### Records for this task
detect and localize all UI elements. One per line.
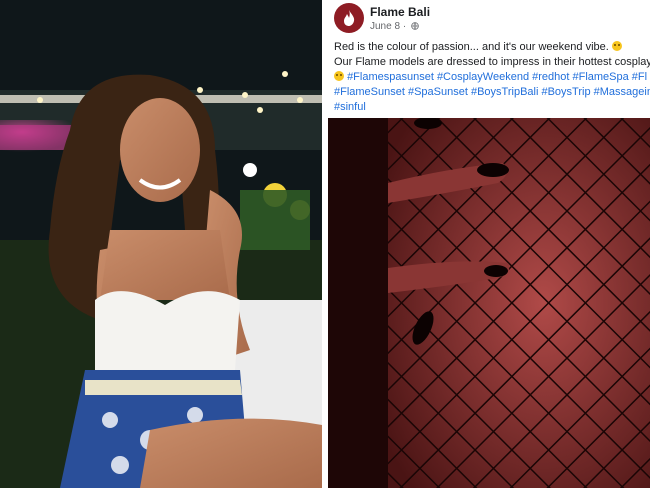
meta-separator: · xyxy=(402,21,407,32)
post-header: Flame Bali June 8 · xyxy=(334,3,644,35)
page-name[interactable]: Flame Bali xyxy=(370,5,430,19)
post-date[interactable]: June 8 xyxy=(370,21,400,32)
post-text-line-1: Red is the colour of passion... and it's… xyxy=(334,40,650,55)
winking-face-icon xyxy=(611,41,622,51)
avatar[interactable] xyxy=(334,3,364,33)
winking-face-icon xyxy=(334,71,344,81)
fishnet-photo-illustration xyxy=(328,118,650,488)
left-photo xyxy=(0,0,322,488)
post-meta: June 8 · xyxy=(370,21,419,32)
hashtags-line-3[interactable]: #sinful xyxy=(334,100,650,115)
post-text-line-2: Our Flame models are dressed to impress … xyxy=(334,56,650,68)
flame-logo-icon xyxy=(344,10,355,26)
left-photo-illustration xyxy=(0,0,322,488)
hashtags-line-1-content[interactable]: #Flamespasunset #CosplayWeekend #redhot … xyxy=(347,71,647,83)
post-image[interactable] xyxy=(328,118,650,488)
globe-icon xyxy=(411,22,419,30)
facebook-post: Flame Bali June 8 · Red is the colour of… xyxy=(326,0,650,488)
hashtags-line-1[interactable]: #Flamespasunset #CosplayWeekend #redhot … xyxy=(334,70,650,85)
post-text: Red is the colour of passion... and it's… xyxy=(334,40,650,115)
hashtags-line-2[interactable]: #FlameSunset #SpaSunset #BoysTripBali #B… xyxy=(334,85,650,100)
post-text-line-1-content: Red is the colour of passion... and it's… xyxy=(334,41,609,53)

### Work required
Put every line of the listing into a JSON list of strings, one string per line, starting with the line that contains "meta-separator: · xyxy=(402,21,407,32)" and continuing through the end of the listing. Leave out any blank lines.

### Correct output
[
  "meta-separator: · xyxy=(402,21,407,32)",
  "post-header: Flame Bali June 8 · xyxy=(334,3,644,35)",
  "page-name[interactable]: Flame Bali xyxy=(370,5,430,19)",
  "post-date[interactable]: June 8 xyxy=(370,21,400,32)",
  "post-text-line-1: Red is the colour of passion... and it's… xyxy=(334,40,650,55)",
  "winking-face-icon xyxy=(611,41,622,51)",
  "avatar[interactable] xyxy=(334,3,364,33)",
  "winking-face-icon xyxy=(334,71,344,81)",
  "fishnet-photo-illustration xyxy=(328,118,650,488)",
  "left-photo xyxy=(0,0,322,488)",
  "post-meta: June 8 · xyxy=(370,21,419,32)",
  "hashtags-line-3[interactable]: #sinful xyxy=(334,100,650,115)",
  "post-text-line-2: Our Flame models are dressed to impress … xyxy=(334,56,650,68)",
  "flame-logo-icon xyxy=(344,10,355,26)",
  "left-photo-illustration xyxy=(0,0,322,488)",
  "hashtags-line-1-content[interactable]: #Flamespasunset #CosplayWeekend #redhot … xyxy=(347,71,647,83)",
  "post-image[interactable] xyxy=(328,118,650,488)",
  "globe-icon xyxy=(411,22,419,30)",
  "facebook-post: Flame Bali June 8 · Red is the colour of… xyxy=(326,0,650,488)",
  "hashtags-line-1[interactable]: #Flamespasunset #CosplayWeekend #redhot … xyxy=(334,70,650,85)",
  "post-text: Red is the colour of passion... and it's… xyxy=(334,40,650,115)",
  "hashtags-line-2[interactable]: #FlameSunset #SpaSunset #BoysTripBali #B… xyxy=(334,85,650,100)",
  "post-text-line-1-content: Red is the colour of passion... and it's… xyxy=(334,41,609,53)"
]